DATA EXTRACT:
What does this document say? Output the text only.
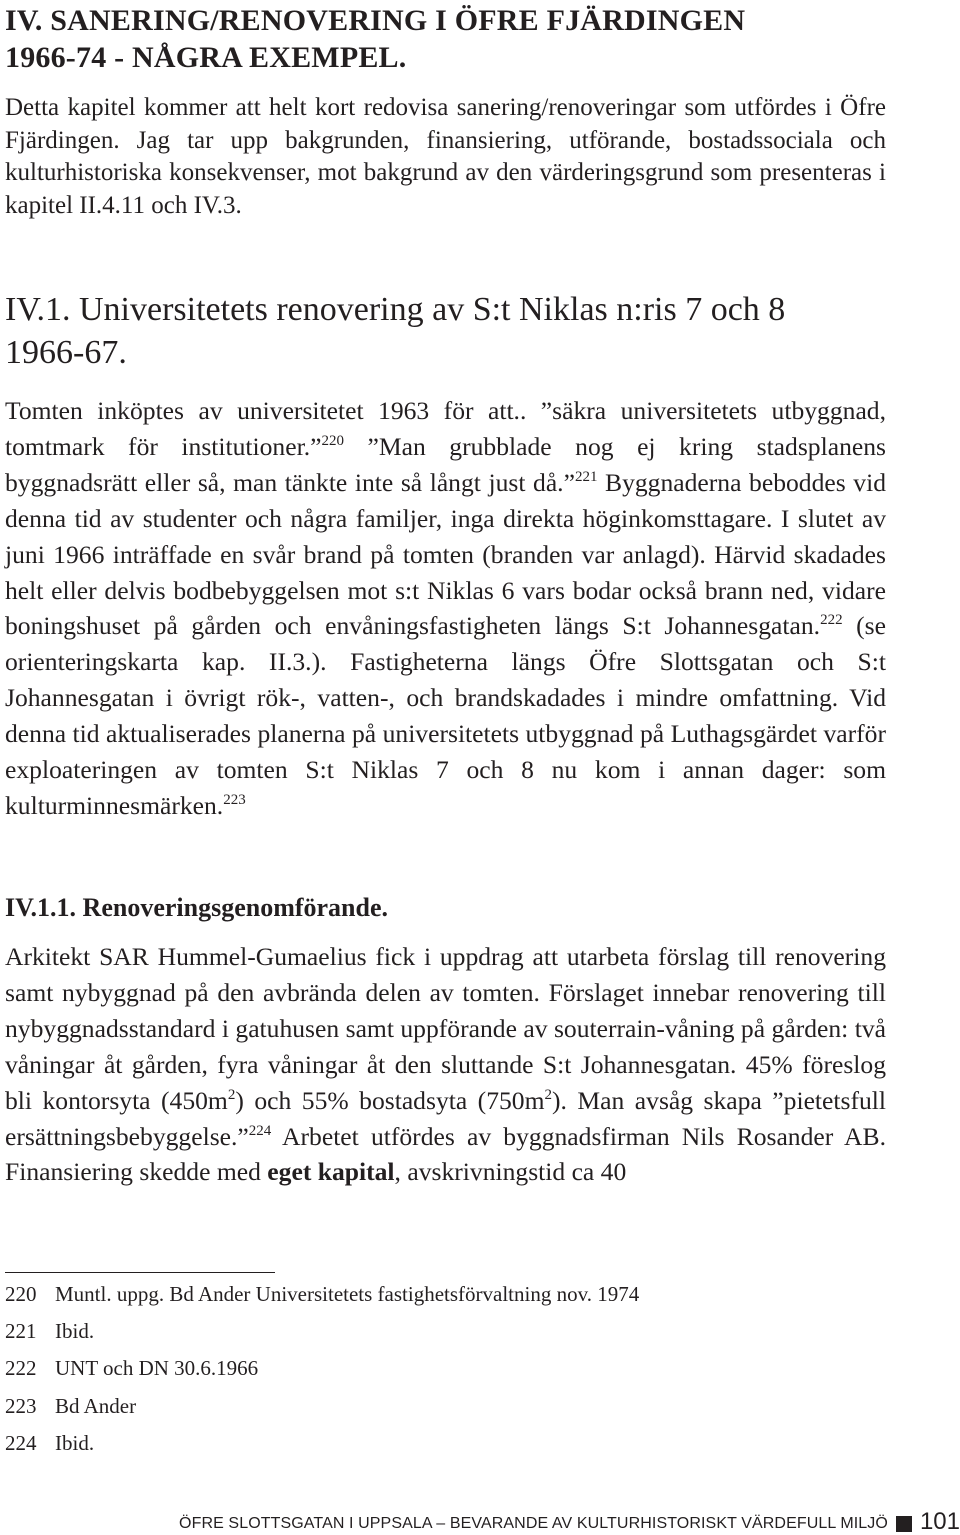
IV. SANERING/RENOVERING I ÖFRE FJÄRDINGEN
1966-74 - NÅGRA EXEMPEL.

Detta kapitel kommer att helt kort redovisa sanering/renoveringar som utfördes i Öfre Fjärdingen. Jag tar upp bakgrunden, finansiering, utförande, bostadssociala och kulturhistoriska konsekvenser, mot bakgrund av den värderingsgrund som presenteras i kapitel II.4.11 och IV.3.

IV.1. Universitetets renovering av S:t Niklas n:ris 7 och 8
1966-67.

Tomten inköptes av universitetet 1963 för att.. ”säkra universitetets utbyggnad, tomtmark för institutioner.”$^{220}$ ”Man grubblade nog ej kring stadsplanens byggnadsrätt eller så, man tänkte inte så långt just då.”$^{221}$ Byggnaderna beboddes vid denna tid av studenter och några familjer, inga direkta höginkomsttagare. I slutet av juni 1966 inträffade en svår brand på tomten (branden var anlagd). Härvid skadades helt eller delvis bodbebyggelsen mot s:t Niklas 6 vars bodar också brann ned, vidare boningshuset på gården och envåningsfastigheten längs S:t Johannesgatan.$^{222}$ (se orienteringskarta kap. II.3.). Fastigheterna längs Öfre Slottsgatan och S:t Johannesgatan i övrigt rök-, vatten-, och brandskadades i mindre omfattning. Vid denna tid aktualiserades planerna på universitetets utbyggnad på Luthagsgärdet varför exploateringen av tomten S:t Niklas 7 och 8 nu kom i annan dager: som kulturminnesmärken.$^{223}$

IV.1.1. Renoveringsgenomförande.

Arkitekt SAR Hummel-Gumaelius fick i uppdrag att utarbeta förslag till renovering samt nybyggnad på den avbrända delen av tomten. Förslaget innebar renovering till nybyggnadsstandard i gatuhusen samt uppförande av souterrain-våning på gården: två våningar åt gården, fyra våningar åt den sluttande S:t Johannesgatan. 45% föreslog bli kontorsyta $(450m^2)$ och 55% bostadsyta $(750m^2)$. Man avsåg skapa ”pietetsfull ersättningsbebyggelse.”$^{224}$ Arbetet utfördes av byggnadsfirman Nils Rosander AB. Finansiering skedde med eget kapital, avskrivningstid ca 40

220 Muntl. uppg. Bd Ander Universitetets fastighetsförvaltning nov. 1974
221 Ibid.
222 UNT och DN 30.6.1966
223 Bd Ander
224 Ibid.
ÖFRE SLOTTSGATAN I UPPSALA – BEVARANDE AV KULTURHISTORISKT VÄRDEFULL MILJÖ 101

EXERCISE REQUIREMENTS:
Your reply should be a single number: the count of lines above that include the string "Niklas".

COMPLETED TASK:
2